▼

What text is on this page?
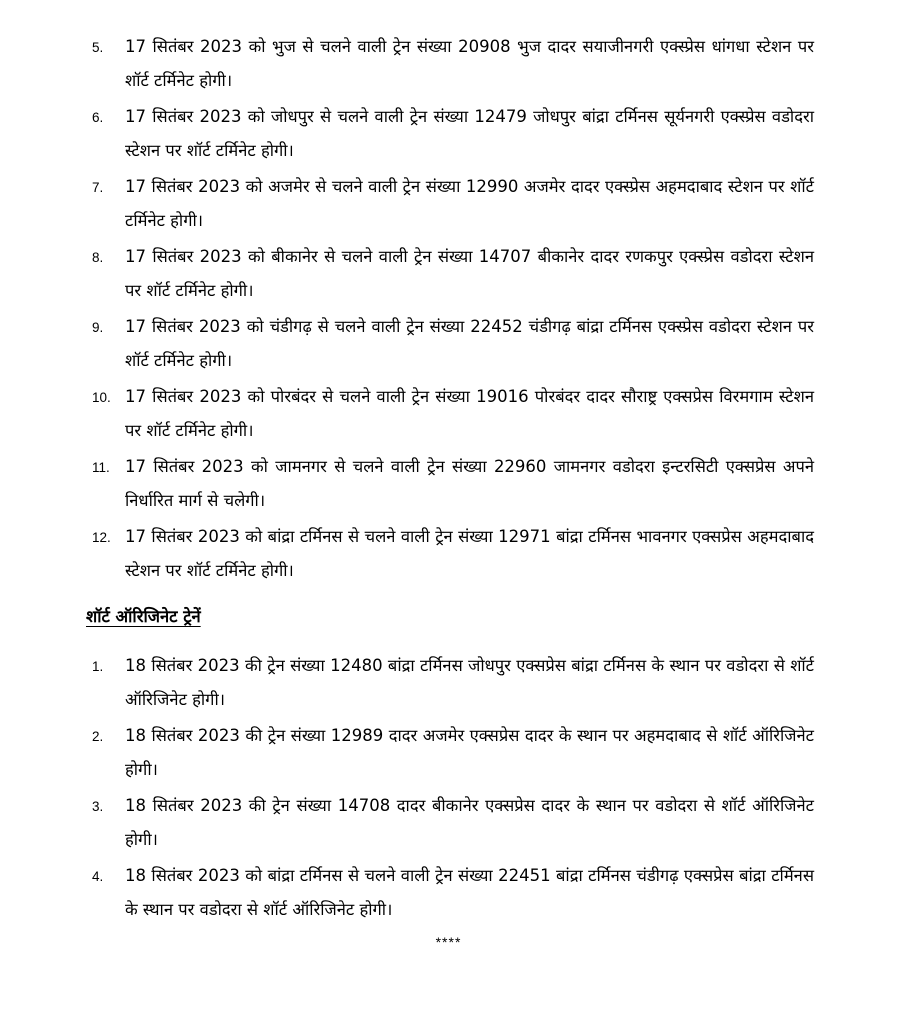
5. 17 सितंबर 2023 को भुज से चलने वाली ट्रेन संख्या 20908 भुज दादर सयाजीनगरी एक्स्प्रेस धांगधा स्टेशन पर शॉर्ट टर्मिनेट होगी।
6. 17 सितंबर 2023 को जोधपुर से चलने वाली ट्रेन संख्या 12479 जोधपुर बांद्रा टर्मिनस सूर्यनगरी एक्स्प्रेस वडोदरा स्टेशन पर शॉर्ट टर्मिनेट होगी।
7. 17 सितंबर 2023 को अजमेर से चलने वाली ट्रेन संख्या 12990 अजमेर दादर एक्स्प्रेस अहमदाबाद स्टेशन पर शॉर्ट टर्मिनेट होगी।
8. 17 सितंबर 2023 को बीकानेर से चलने वाली ट्रेन संख्या 14707 बीकानेर दादर रणकपुर एक्स्प्रेस वडोदरा स्टेशन पर शॉर्ट टर्मिनेट होगी।
9. 17 सितंबर 2023 को चंडीगढ़ से चलने वाली ट्रेन संख्या 22452 चंडीगढ़ बांद्रा टर्मिनस एक्स्प्रेस वडोदरा स्टेशन पर शॉर्ट टर्मिनेट होगी।
10. 17 सितंबर 2023 को पोरबंदर से चलने वाली ट्रेन संख्या 19016 पोरबंदर दादर सौराष्ट्र एक्सप्रेस विरमगाम स्टेशन पर शॉर्ट टर्मिनेट होगी।
11. 17 सितंबर 2023 को जामनगर से चलने वाली ट्रेन संख्या 22960 जामनगर वडोदरा इन्टरसिटी एक्सप्रेस अपने निर्धारित मार्ग से चलेगी।
12. 17 सितंबर 2023 को बांद्रा टर्मिनस से चलने वाली ट्रेन संख्या 12971 बांद्रा टर्मिनस भावनगर एक्सप्रेस अहमदाबाद स्टेशन पर शॉर्ट टर्मिनेट होगी।
शॉर्ट ऑरिजिनेट ट्रेनें
1. 18 सितंबर 2023 की ट्रेन संख्या 12480 बांद्रा टर्मिनस जोधपुर एक्सप्रेस बांद्रा टर्मिनस के स्थान पर वडोदरा से शॉर्ट ऑरिजिनेट होगी।
2. 18 सितंबर 2023 की ट्रेन संख्या 12989 दादर अजमेर एक्सप्रेस दादर के स्थान पर अहमदाबाद से शॉर्ट ऑरिजिनेट होगी।
3. 18 सितंबर 2023 की ट्रेन संख्या 14708 दादर बीकानेर एक्सप्रेस दादर के स्थान पर वडोदरा से शॉर्ट ऑरिजिनेट होगी।
4. 18 सितंबर 2023 को बांद्रा टर्मिनस से चलने वाली ट्रेन संख्या 22451 बांद्रा टर्मिनस चंडीगढ़ एक्सप्रेस बांद्रा टर्मिनस के स्थान पर वडोदरा से शॉर्ट ऑरिजिनेट होगी।
****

▲

WORK TO COMPLETE
Write the records out once more, exactly as they appear, with no pictures.

EXERCISE RESPONSE
What text is on this page?
5. 17 सितंबर 2023 को भुज से चलने वाली ट्रेन संख्या 20908 भुज दादर सयाजीनगरी एक्स्प्रेस धांगधा स्टेशन पर शॉर्ट टर्मिनेट होगी।
6. 17 सितंबर 2023 को जोधपुर से चलने वाली ट्रेन संख्या 12479 जोधपुर बांद्रा टर्मिनस सूर्यनगरी एक्स्प्रेस वडोदरा स्टेशन पर शॉर्ट टर्मिनेट होगी।
7. 17 सितंबर 2023 को अजमेर से चलने वाली ट्रेन संख्या 12990 अजमेर दादर एक्स्प्रेस अहमदाबाद स्टेशन पर शॉर्ट टर्मिनेट होगी।
8. 17 सितंबर 2023 को बीकानेर से चलने वाली ट्रेन संख्या 14707 बीकानेर दादर रणकपुर एक्स्प्रेस वडोदरा स्टेशन पर शॉर्ट टर्मिनेट होगी।
9. 17 सितंबर 2023 को चंडीगढ़ से चलने वाली ट्रेन संख्या 22452 चंडीगढ़ बांद्रा टर्मिनस एक्स्प्रेस वडोदरा स्टेशन पर शॉर्ट टर्मिनेट होगी।
10. 17 सितंबर 2023 को पोरबंदर से चलने वाली ट्रेन संख्या 19016 पोरबंदर दादर सौराष्ट्र एक्सप्रेस विरमगाम स्टेशन पर शॉर्ट टर्मिनेट होगी।
11. 17 सितंबर 2023 को जामनगर से चलने वाली ट्रेन संख्या 22960 जामनगर वडोदरा इन्टरसिटी एक्सप्रेस अपने निर्धारित मार्ग से चलेगी।
12. 17 सितंबर 2023 को बांद्रा टर्मिनस से चलने वाली ट्रेन संख्या 12971 बांद्रा टर्मिनस भावनगर एक्सप्रेस अहमदाबाद स्टेशन पर शॉर्ट टर्मिनेट होगी।
शॉर्ट ऑरिजिनेट ट्रेनें
1. 18 सितंबर 2023 की ट्रेन संख्या 12480 बांद्रा टर्मिनस जोधपुर एक्सप्रेस बांद्रा टर्मिनस के स्थान पर वडोदरा से शॉर्ट ऑरिजिनेट होगी।
2. 18 सितंबर 2023 की ट्रेन संख्या 12989 दादर अजमेर एक्सप्रेस दादर के स्थान पर अहमदाबाद से शॉर्ट ऑरिजिनेट होगी।
3. 18 सितंबर 2023 की ट्रेन संख्या 14708 दादर बीकानेर एक्सप्रेस दादर के स्थान पर वडोदरा से शॉर्ट ऑरिजिनेट होगी।
4. 18 सितंबर 2023 को बांद्रा टर्मिनस से चलने वाली ट्रेन संख्या 22451 बांद्रा टर्मिनस चंडीगढ़ एक्सप्रेस बांद्रा टर्मिनस के स्थान पर वडोदरा से शॉर्ट ऑरिजिनेट होगी।
****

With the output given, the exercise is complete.